▶ [OBJECTIVE]:
Transcribe the full listing exactly, and drop every picture.
═══ RECORD LIST
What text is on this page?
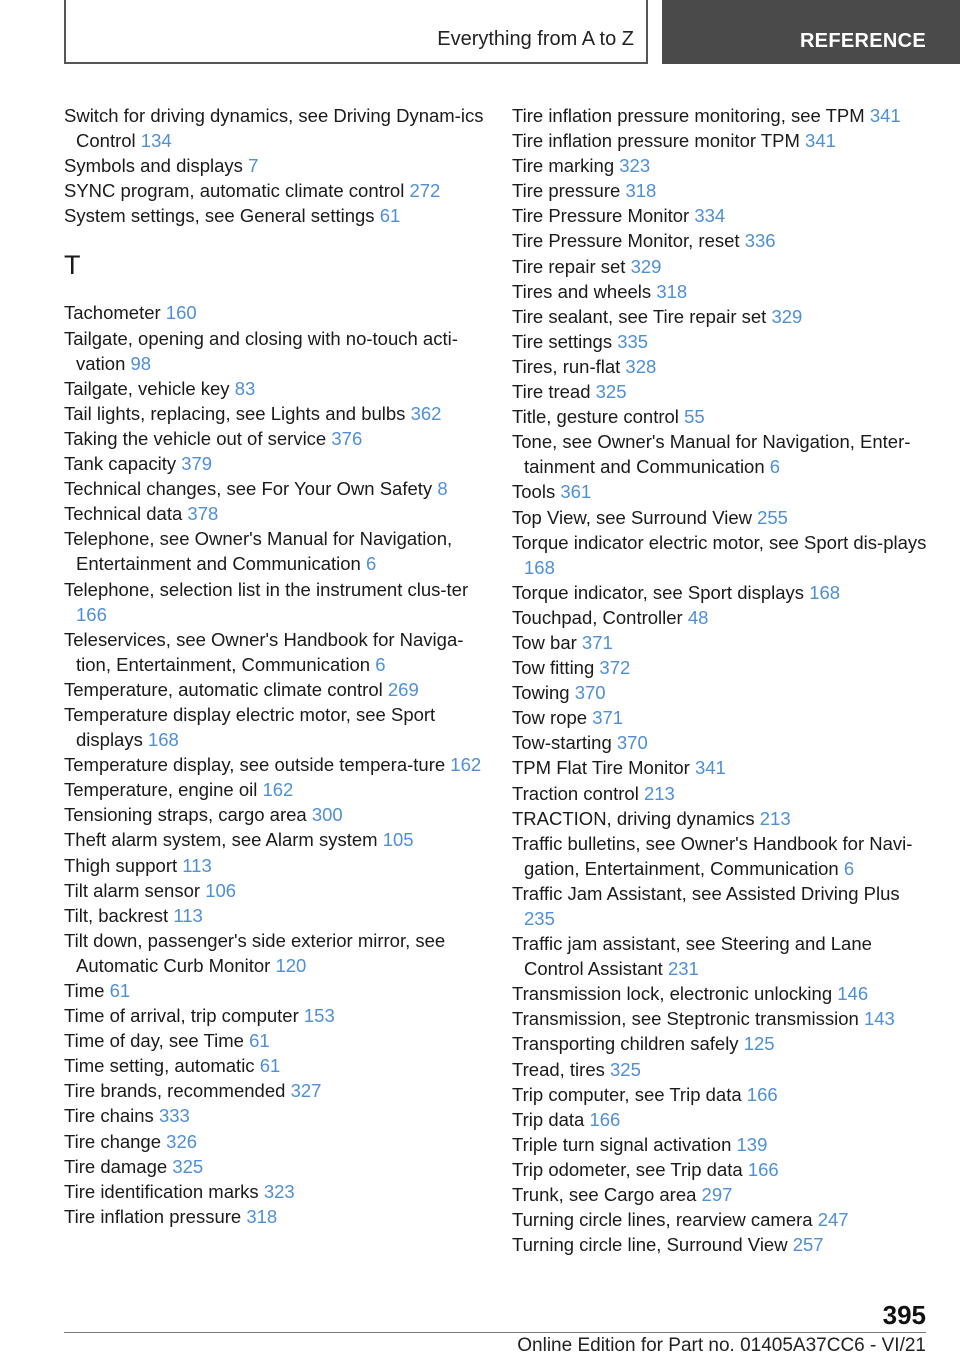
Everything from A to Z	REFERENCE

Switch for driving dynamics, see Driving Dynam-ics Control 134

Symbols and displays 7

SYNC program, automatic climate control 272

System settings, see General settings 61

T

Tachometer 160

Tailgate, opening and closing with no-touch acti-vation 98

Tailgate, vehicle key 83

Tail lights, replacing, see Lights and bulbs 362

Taking the vehicle out of service 376

Tank capacity 379

Technical changes, see For Your Own Safety 8

Technical data 378

Telephone, see Owner's Manual for Navigation, Entertainment and Communication 6

Telephone, selection list in the instrument clus-ter 166

Teleservices, see Owner's Handbook for Naviga-tion, Entertainment, Communication 6

Temperature, automatic climate control 269

Temperature display electric motor, see Sport displays 168

Temperature display, see outside tempera-ture 162

Temperature, engine oil 162

Tensioning straps, cargo area 300

Theft alarm system, see Alarm system 105

Thigh support 113

Tilt alarm sensor 106

Tilt, backrest 113

Tilt down, passenger's side exterior mirror, see Automatic Curb Monitor 120

Time 61

Time of arrival, trip computer 153

Time of day, see Time 61

Time setting, automatic 61

Tire brands, recommended 327

Tire chains 333

Tire change 326

Tire damage 325

Tire identification marks 323

Tire inflation pressure 318

Tire inflation pressure monitoring, see TPM 341

Tire inflation pressure monitor TPM 341

Tire marking 323

Tire pressure 318

Tire Pressure Monitor 334

Tire Pressure Monitor, reset 336

Tire repair set 329

Tires and wheels 318

Tire sealant, see Tire repair set 329

Tire settings 335

Tires, run-flat 328

Tire tread 325

Title, gesture control 55

Tone, see Owner's Manual for Navigation, Enter-tainment and Communication 6

Tools 361

Top View, see Surround View 255

Torque indicator electric motor, see Sport dis-plays 168

Torque indicator, see Sport displays 168

Touchpad, Controller 48

Tow bar 371

Tow fitting 372

Towing 370

Tow rope 371

Tow-starting 370

TPM Flat Tire Monitor 341

Traction control 213

TRACTION, driving dynamics 213

Traffic bulletins, see Owner's Handbook for Navi-gation, Entertainment, Communication 6

Traffic Jam Assistant, see Assisted Driving Plus 235

Traffic jam assistant, see Steering and Lane Control Assistant 231

Transmission lock, electronic unlocking 146

Transmission, see Steptronic transmission 143

Transporting children safely 125

Tread, tires 325

Trip computer, see Trip data 166

Trip data 166

Triple turn signal activation 139

Trip odometer, see Trip data 166

Trunk, see Cargo area 297

Turning circle lines, rearview camera 247

Turning circle line, Surround View 257

395
Online Edition for Part no. 01405A37CC6 - VI/21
══════
▶ [EXERCISE ANSWER]:
What text is on this page?
Everything from A to Z	REFERENCE

Switch for driving dynamics, see Driving Dynam-ics Control 134

Symbols and displays 7

SYNC program, automatic climate control 272

System settings, see General settings 61

T

Tachometer 160

Tailgate, opening and closing with no-touch acti-vation 98

Tailgate, vehicle key 83

Tail lights, replacing, see Lights and bulbs 362

Taking the vehicle out of service 376

Tank capacity 379

Technical changes, see For Your Own Safety 8

Technical data 378

Telephone, see Owner's Manual for Navigation, Entertainment and Communication 6

Telephone, selection list in the instrument clus-ter 166

Teleservices, see Owner's Handbook for Naviga-tion, Entertainment, Communication 6

Temperature, automatic climate control 269

Temperature display electric motor, see Sport displays 168

Temperature display, see outside tempera-ture 162

Temperature, engine oil 162

Tensioning straps, cargo area 300

Theft alarm system, see Alarm system 105

Thigh support 113

Tilt alarm sensor 106

Tilt, backrest 113

Tilt down, passenger's side exterior mirror, see Automatic Curb Monitor 120

Time 61

Time of arrival, trip computer 153

Time of day, see Time 61

Time setting, automatic 61

Tire brands, recommended 327

Tire chains 333

Tire change 326

Tire damage 325

Tire identification marks 323

Tire inflation pressure 318

Tire inflation pressure monitoring, see TPM 341

Tire inflation pressure monitor TPM 341

Tire marking 323

Tire pressure 318

Tire Pressure Monitor 334

Tire Pressure Monitor, reset 336

Tire repair set 329

Tires and wheels 318

Tire sealant, see Tire repair set 329

Tire settings 335

Tires, run-flat 328

Tire tread 325

Title, gesture control 55

Tone, see Owner's Manual for Navigation, Enter-tainment and Communication 6

Tools 361

Top View, see Surround View 255

Torque indicator electric motor, see Sport dis-plays 168

Torque indicator, see Sport displays 168

Touchpad, Controller 48

Tow bar 371

Tow fitting 372

Towing 370

Tow rope 371

Tow-starting 370

TPM Flat Tire Monitor 341

Traction control 213

TRACTION, driving dynamics 213

Traffic bulletins, see Owner's Handbook for Navi-gation, Entertainment, Communication 6

Traffic Jam Assistant, see Assisted Driving Plus 235

Traffic jam assistant, see Steering and Lane Control Assistant 231

Transmission lock, electronic unlocking 146

Transmission, see Steptronic transmission 143

Transporting children safely 125

Tread, tires 325

Trip computer, see Trip data 166

Trip data 166

Triple turn signal activation 139

Trip odometer, see Trip data 166

Trunk, see Cargo area 297

Turning circle lines, rearview camera 247

Turning circle line, Surround View 257

395
Online Edition for Part no. 01405A37CC6 - VI/21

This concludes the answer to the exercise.